Go through the entries and count the lines with the string "noise" in them. Give only that number.

===============

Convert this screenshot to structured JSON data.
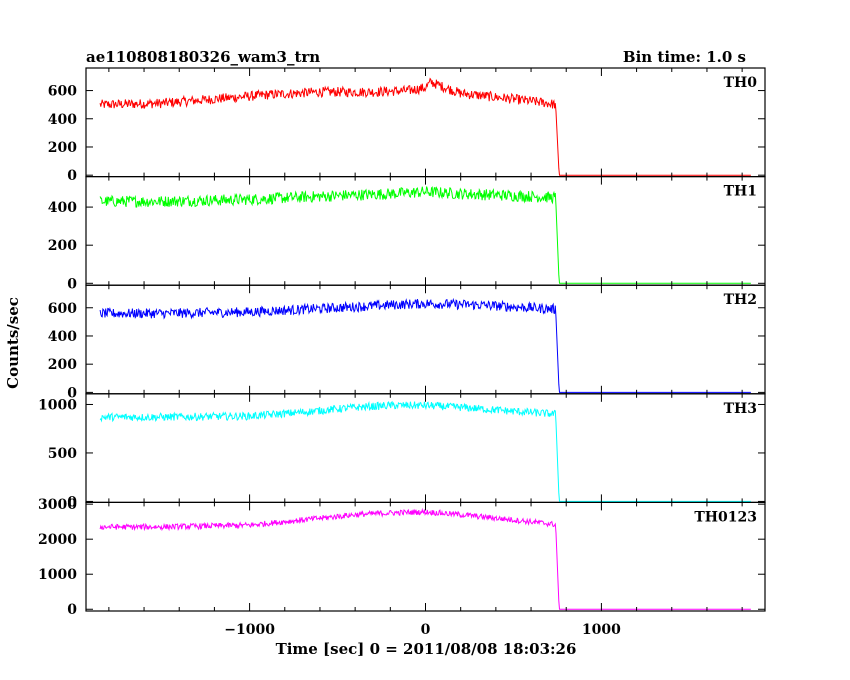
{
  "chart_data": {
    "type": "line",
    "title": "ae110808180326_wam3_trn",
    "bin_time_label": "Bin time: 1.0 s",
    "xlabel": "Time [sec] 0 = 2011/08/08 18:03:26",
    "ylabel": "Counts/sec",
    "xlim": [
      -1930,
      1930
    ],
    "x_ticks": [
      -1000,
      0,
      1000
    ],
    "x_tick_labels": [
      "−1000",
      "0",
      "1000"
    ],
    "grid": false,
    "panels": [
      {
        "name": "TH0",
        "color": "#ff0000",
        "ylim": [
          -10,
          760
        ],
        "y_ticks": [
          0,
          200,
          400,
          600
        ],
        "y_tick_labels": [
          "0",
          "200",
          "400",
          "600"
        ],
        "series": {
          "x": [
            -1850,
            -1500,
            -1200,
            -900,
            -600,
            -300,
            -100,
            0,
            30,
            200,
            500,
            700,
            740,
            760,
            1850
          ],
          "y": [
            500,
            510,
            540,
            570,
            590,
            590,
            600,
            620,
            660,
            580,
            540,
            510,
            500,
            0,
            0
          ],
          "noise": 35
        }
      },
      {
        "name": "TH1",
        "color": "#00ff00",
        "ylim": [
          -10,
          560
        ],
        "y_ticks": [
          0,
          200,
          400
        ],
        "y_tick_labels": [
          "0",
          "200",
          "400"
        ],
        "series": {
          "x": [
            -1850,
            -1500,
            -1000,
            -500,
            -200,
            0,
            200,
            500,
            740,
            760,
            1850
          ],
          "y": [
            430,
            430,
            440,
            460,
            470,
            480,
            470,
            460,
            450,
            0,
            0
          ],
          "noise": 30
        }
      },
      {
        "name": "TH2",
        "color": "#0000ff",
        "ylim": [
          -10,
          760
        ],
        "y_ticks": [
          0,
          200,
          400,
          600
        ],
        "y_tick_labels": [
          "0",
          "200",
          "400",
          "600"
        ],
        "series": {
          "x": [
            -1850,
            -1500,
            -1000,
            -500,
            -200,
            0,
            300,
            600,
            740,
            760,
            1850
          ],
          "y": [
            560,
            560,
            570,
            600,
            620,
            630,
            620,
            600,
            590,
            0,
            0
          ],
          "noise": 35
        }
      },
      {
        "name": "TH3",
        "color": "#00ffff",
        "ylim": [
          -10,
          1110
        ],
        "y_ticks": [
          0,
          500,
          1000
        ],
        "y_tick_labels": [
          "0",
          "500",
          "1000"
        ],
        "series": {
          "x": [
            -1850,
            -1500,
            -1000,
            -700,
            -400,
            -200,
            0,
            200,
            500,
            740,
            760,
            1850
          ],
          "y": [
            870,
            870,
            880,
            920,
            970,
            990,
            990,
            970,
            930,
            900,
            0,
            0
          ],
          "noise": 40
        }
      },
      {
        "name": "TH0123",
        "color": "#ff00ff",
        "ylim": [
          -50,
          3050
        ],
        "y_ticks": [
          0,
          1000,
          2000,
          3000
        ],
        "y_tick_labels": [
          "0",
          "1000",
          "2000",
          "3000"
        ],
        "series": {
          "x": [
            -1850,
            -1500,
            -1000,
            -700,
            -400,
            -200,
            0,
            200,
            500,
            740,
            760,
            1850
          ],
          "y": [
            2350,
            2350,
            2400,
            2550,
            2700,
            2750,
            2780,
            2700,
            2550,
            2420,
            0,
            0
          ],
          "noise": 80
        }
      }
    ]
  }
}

===============

=== SOLUTION FOR THIS EXERCISE ===
5